--- Start of Stored rows ---

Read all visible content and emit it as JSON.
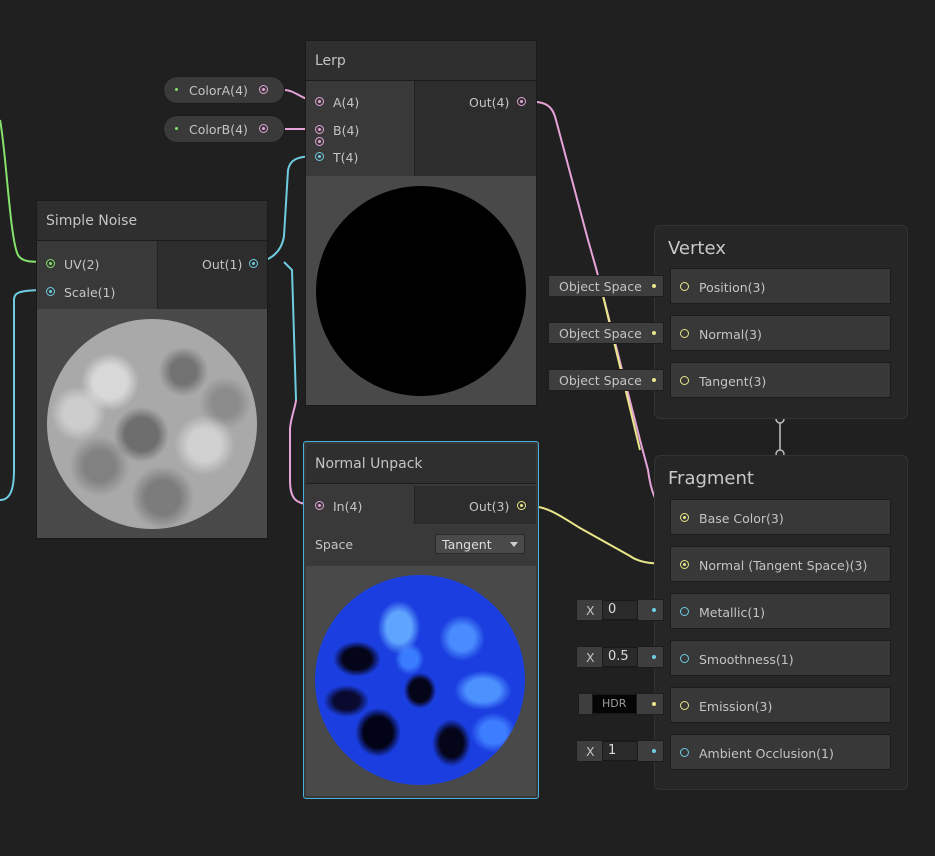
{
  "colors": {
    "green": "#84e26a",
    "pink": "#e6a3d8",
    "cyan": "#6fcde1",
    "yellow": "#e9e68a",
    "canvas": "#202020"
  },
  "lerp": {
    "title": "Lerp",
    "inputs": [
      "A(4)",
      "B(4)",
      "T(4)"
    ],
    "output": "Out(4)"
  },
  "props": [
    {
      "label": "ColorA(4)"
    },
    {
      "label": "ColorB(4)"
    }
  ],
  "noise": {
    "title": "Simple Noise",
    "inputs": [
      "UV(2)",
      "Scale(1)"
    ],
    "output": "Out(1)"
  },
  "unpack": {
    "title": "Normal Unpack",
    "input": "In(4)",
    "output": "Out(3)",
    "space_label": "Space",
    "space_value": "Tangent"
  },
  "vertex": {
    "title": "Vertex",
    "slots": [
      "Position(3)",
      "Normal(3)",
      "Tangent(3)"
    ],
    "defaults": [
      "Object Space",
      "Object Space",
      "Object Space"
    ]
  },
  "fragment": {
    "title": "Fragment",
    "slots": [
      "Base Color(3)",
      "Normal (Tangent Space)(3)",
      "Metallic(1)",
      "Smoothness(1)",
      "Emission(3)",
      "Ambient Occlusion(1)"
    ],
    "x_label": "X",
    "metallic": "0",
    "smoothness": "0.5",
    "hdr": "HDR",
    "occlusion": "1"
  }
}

--- End of Stored rows ---
--- Start of Stored rows ---

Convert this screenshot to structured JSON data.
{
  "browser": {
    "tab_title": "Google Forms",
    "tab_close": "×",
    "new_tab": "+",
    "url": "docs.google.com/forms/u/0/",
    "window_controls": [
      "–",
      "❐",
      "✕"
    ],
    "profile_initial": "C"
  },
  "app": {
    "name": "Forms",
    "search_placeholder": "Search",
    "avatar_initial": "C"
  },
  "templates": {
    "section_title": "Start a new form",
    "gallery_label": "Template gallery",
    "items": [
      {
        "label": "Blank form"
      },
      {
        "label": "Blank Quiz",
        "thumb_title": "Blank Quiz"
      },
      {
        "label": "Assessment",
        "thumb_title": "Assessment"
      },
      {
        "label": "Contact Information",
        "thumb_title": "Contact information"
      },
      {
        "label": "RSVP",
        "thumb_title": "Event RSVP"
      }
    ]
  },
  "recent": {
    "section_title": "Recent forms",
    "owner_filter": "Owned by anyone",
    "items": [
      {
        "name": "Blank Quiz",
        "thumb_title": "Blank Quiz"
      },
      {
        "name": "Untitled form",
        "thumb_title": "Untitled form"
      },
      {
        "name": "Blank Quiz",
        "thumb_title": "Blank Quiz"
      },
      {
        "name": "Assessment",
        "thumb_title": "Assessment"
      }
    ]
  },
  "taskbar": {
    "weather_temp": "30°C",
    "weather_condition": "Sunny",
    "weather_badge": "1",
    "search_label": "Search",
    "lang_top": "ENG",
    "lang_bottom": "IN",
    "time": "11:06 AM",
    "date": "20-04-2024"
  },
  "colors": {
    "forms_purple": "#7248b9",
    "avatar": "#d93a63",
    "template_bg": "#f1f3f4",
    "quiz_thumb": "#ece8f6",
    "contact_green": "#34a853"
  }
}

--- End of Stored rows ---

Task details =>
Copy each line of the data that contains the word "name".

Exercise output =>
    "name": "Forms",
        "name": "Blank Quiz",
        "name": "Untitled form",
        "name": "Blank Quiz",
        "name": "Assessment",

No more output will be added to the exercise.